• Short problem:
Check each line of the records below and collect those holding "примерно".

-------- Information provided --------

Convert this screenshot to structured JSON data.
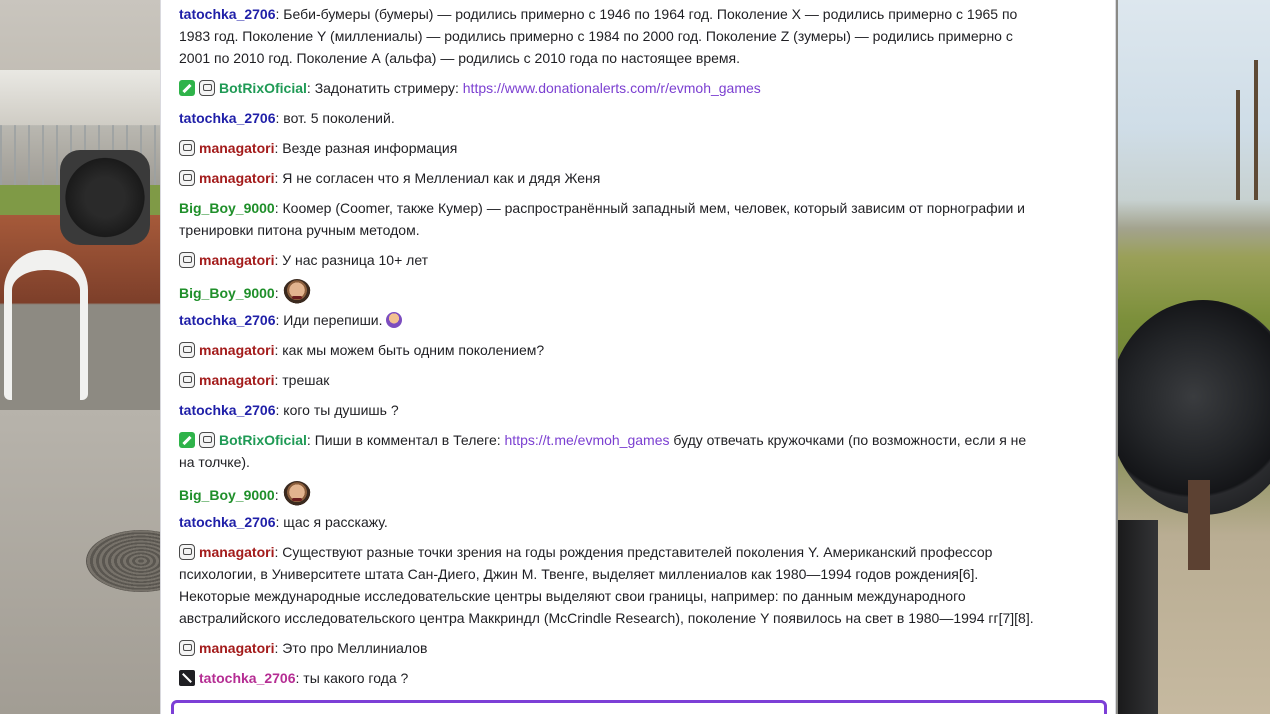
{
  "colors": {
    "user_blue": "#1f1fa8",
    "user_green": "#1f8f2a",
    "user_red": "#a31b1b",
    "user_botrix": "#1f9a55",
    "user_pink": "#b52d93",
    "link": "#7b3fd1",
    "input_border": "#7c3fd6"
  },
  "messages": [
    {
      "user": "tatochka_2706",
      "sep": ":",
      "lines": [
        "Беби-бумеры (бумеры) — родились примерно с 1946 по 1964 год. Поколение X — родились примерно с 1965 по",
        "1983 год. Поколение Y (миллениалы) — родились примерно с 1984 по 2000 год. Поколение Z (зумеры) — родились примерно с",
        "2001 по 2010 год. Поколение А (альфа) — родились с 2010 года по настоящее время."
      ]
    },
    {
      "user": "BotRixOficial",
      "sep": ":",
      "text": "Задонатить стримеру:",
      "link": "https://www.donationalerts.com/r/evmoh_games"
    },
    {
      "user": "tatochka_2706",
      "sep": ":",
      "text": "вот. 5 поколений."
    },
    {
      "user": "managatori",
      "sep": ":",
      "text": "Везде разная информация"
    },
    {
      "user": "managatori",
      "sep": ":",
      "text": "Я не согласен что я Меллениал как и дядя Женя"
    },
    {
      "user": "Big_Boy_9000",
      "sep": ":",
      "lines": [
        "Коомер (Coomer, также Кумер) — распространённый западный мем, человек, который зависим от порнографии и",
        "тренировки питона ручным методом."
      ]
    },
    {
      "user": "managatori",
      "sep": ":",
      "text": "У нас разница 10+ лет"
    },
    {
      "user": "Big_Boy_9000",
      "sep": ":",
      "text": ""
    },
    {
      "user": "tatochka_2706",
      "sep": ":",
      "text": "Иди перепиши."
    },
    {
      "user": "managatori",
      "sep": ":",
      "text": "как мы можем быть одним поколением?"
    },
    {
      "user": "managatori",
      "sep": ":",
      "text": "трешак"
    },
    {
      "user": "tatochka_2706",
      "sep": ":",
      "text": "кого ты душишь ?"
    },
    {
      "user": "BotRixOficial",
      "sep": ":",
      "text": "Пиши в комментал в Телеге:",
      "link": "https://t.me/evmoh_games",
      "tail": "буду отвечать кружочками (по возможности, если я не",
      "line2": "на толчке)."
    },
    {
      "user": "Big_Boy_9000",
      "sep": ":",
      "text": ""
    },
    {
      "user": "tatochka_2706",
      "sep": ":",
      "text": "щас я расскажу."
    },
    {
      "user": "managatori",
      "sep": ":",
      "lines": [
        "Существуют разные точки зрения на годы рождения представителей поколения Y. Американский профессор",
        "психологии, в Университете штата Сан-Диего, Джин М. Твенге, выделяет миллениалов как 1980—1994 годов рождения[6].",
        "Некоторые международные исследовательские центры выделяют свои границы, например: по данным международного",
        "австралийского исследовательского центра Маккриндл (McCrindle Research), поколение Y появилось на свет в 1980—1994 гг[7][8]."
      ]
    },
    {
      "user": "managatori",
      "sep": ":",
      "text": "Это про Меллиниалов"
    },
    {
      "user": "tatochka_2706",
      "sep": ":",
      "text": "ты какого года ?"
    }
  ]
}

--------

• Full answer:
        "Беби-бумеры (бумеры) — родились примерно с 1946 по 1964 год. Поколение X — родились примерно с 1965 по",
        "1983 год. Поколение Y (миллениалы) — родились примерно с 1984 по 2000 год. Поколение Z (зумеры) — родились примерно с",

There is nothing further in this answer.